--- Begin Task inputs ---

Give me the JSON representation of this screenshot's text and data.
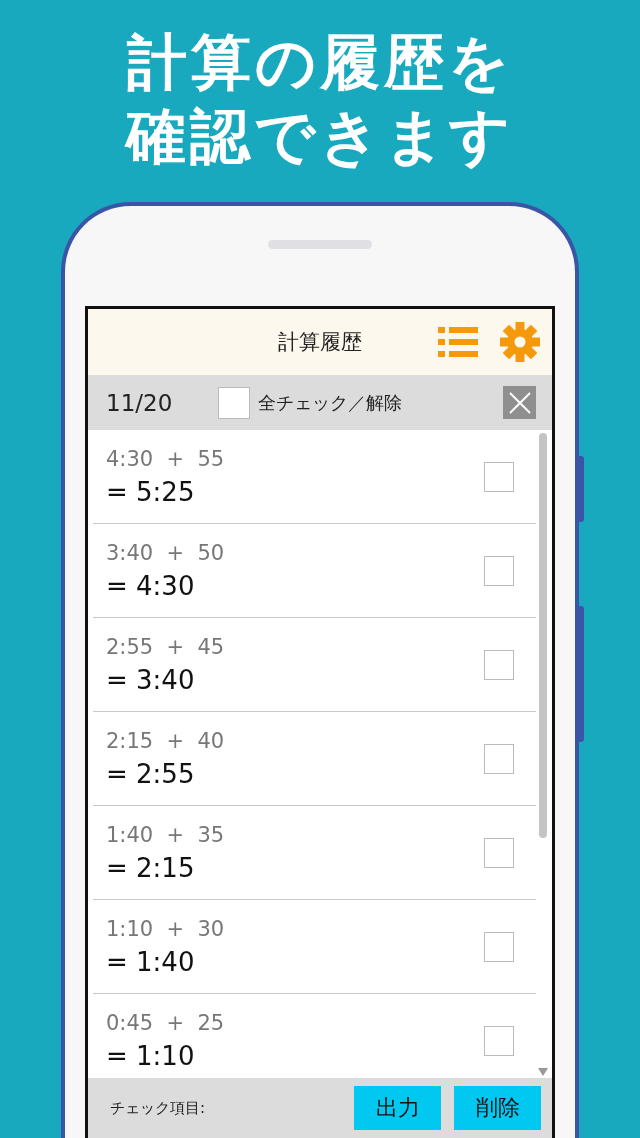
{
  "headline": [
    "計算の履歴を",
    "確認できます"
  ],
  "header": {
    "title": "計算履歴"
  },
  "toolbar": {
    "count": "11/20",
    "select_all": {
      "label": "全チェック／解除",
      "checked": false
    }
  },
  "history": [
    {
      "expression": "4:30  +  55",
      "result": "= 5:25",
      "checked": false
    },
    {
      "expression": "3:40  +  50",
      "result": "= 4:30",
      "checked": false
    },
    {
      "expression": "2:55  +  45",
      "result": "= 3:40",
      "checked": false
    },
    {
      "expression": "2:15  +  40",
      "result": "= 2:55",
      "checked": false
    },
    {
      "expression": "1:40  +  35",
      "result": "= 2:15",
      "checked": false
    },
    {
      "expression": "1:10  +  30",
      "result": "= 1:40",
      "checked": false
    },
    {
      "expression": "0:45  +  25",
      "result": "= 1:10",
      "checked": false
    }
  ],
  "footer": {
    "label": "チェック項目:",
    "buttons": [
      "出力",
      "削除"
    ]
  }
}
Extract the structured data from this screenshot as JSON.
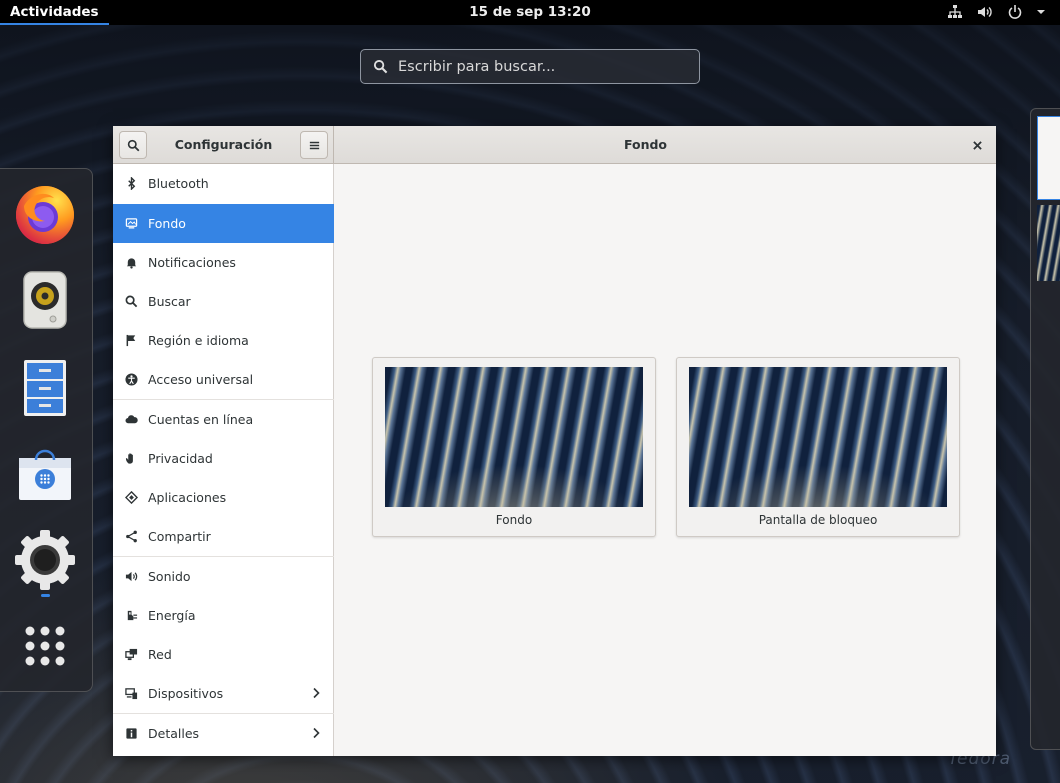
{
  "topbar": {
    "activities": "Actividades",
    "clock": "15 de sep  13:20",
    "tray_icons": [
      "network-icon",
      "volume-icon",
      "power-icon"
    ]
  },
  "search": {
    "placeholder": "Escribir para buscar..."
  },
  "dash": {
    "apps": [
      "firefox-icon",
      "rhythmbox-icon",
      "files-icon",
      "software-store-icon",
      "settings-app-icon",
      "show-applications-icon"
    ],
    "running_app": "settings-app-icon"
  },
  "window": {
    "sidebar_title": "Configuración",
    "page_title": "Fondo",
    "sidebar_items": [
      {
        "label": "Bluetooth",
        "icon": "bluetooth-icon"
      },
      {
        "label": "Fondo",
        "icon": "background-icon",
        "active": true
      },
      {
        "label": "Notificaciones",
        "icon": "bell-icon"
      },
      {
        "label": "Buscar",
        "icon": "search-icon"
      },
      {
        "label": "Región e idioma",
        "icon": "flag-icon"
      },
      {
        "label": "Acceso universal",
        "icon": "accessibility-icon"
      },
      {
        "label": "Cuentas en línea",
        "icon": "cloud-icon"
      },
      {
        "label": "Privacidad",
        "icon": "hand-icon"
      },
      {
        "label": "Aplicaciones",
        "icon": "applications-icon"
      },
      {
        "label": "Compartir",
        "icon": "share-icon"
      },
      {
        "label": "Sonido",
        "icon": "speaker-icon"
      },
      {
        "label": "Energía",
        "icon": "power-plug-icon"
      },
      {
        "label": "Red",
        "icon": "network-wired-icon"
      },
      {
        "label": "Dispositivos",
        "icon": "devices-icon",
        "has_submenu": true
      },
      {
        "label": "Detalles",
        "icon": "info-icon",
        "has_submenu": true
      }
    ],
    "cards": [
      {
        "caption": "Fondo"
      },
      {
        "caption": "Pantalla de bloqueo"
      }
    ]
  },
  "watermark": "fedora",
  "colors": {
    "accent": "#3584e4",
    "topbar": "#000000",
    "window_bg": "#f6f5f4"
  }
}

--- End Task inputs ---
--- Begin Task inputs ---

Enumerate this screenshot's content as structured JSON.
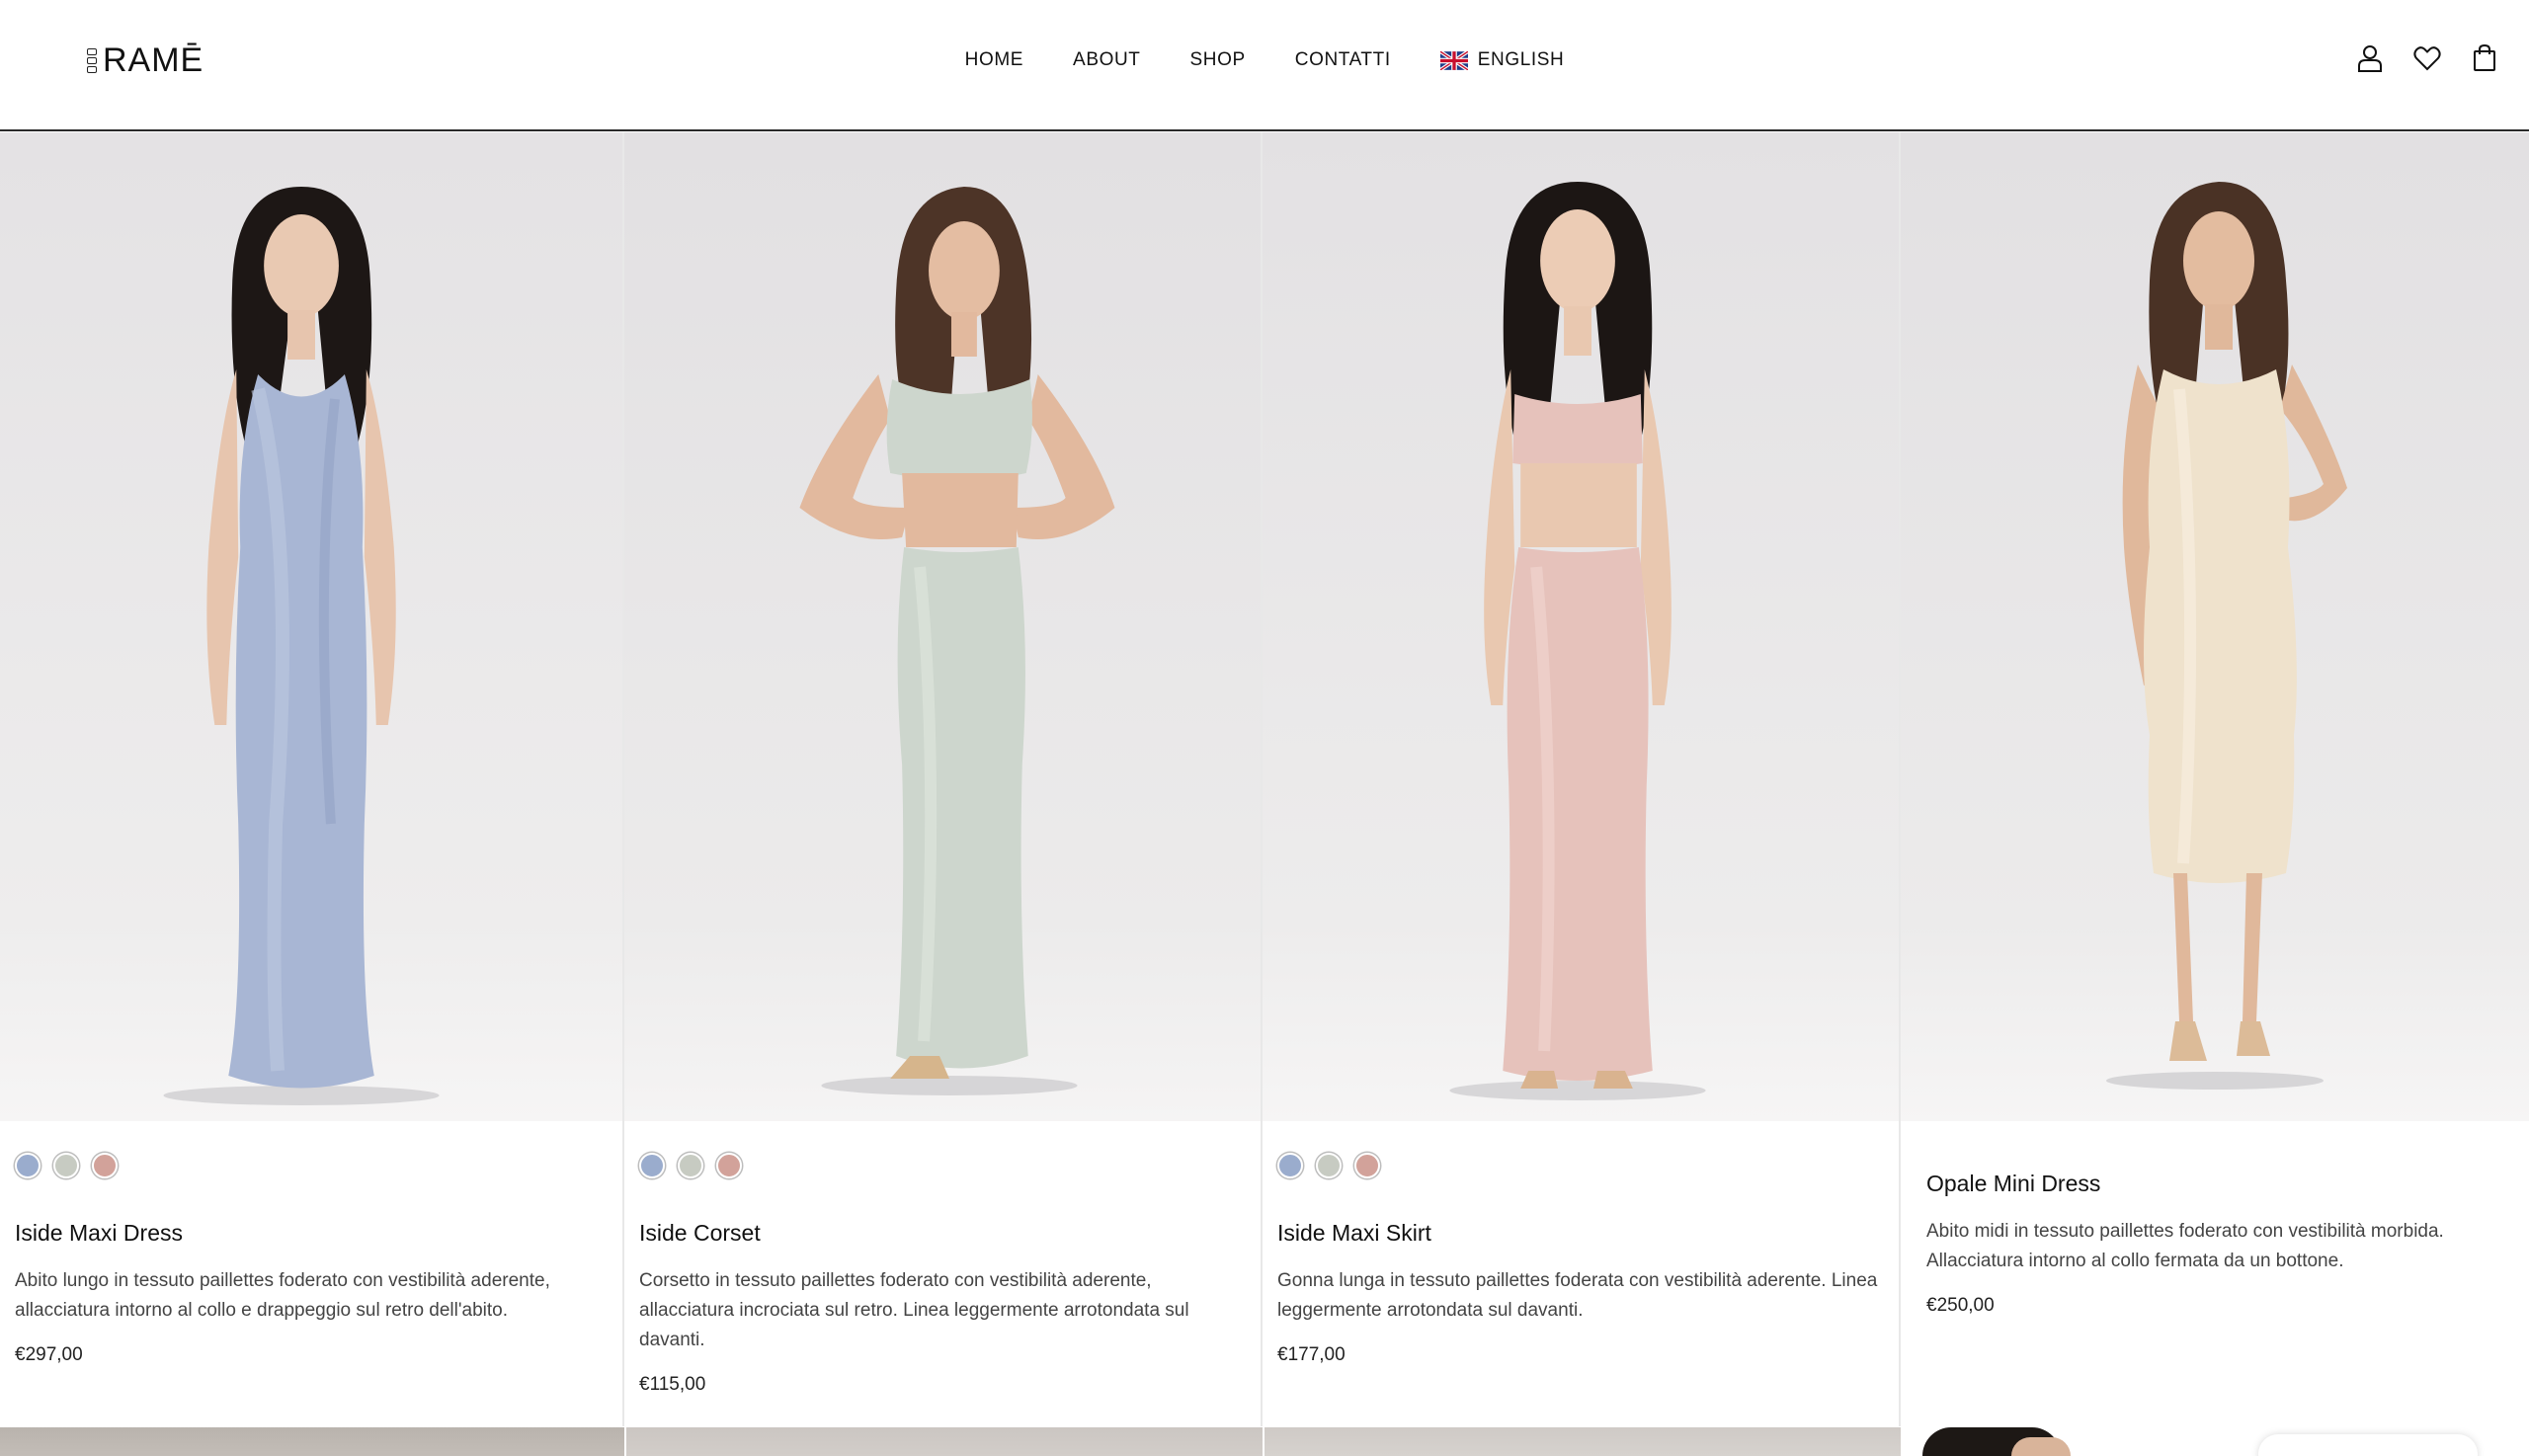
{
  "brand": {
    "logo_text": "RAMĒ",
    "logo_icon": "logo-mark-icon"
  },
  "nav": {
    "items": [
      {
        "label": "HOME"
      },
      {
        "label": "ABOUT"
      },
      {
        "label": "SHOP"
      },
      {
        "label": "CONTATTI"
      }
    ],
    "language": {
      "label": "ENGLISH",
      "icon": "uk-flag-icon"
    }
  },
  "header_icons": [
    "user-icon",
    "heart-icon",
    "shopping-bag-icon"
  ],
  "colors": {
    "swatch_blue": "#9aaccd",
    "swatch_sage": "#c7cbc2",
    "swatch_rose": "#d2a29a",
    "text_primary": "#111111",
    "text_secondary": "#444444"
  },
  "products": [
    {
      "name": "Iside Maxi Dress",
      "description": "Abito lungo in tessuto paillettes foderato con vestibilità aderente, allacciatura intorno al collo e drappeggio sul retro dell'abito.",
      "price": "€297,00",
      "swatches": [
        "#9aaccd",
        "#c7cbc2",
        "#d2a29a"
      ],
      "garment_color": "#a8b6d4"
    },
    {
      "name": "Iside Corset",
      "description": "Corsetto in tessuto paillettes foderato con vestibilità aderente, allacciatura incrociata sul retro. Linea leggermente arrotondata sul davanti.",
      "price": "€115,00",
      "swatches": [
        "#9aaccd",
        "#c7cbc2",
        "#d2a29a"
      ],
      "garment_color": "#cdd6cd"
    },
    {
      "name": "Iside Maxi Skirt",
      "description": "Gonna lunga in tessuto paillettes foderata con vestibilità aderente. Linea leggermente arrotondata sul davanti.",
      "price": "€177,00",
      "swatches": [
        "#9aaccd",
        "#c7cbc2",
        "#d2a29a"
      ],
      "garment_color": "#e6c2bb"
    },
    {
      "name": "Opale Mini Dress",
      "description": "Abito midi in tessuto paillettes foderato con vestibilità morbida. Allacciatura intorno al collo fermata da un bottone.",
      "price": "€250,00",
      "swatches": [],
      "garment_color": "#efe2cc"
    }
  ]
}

--- End Task inputs ---

Set problem - Pull out every line in the data above that has the word "davanti".

Response -
      "description": "Corsetto in tessuto paillettes foderato con vestibilità aderente, allacciatura incrociata sul retro. Linea leggermente arrotondata sul davanti.",
      "description": "Gonna lunga in tessuto paillettes foderata con vestibilità aderente. Linea leggermente arrotondata sul davanti.",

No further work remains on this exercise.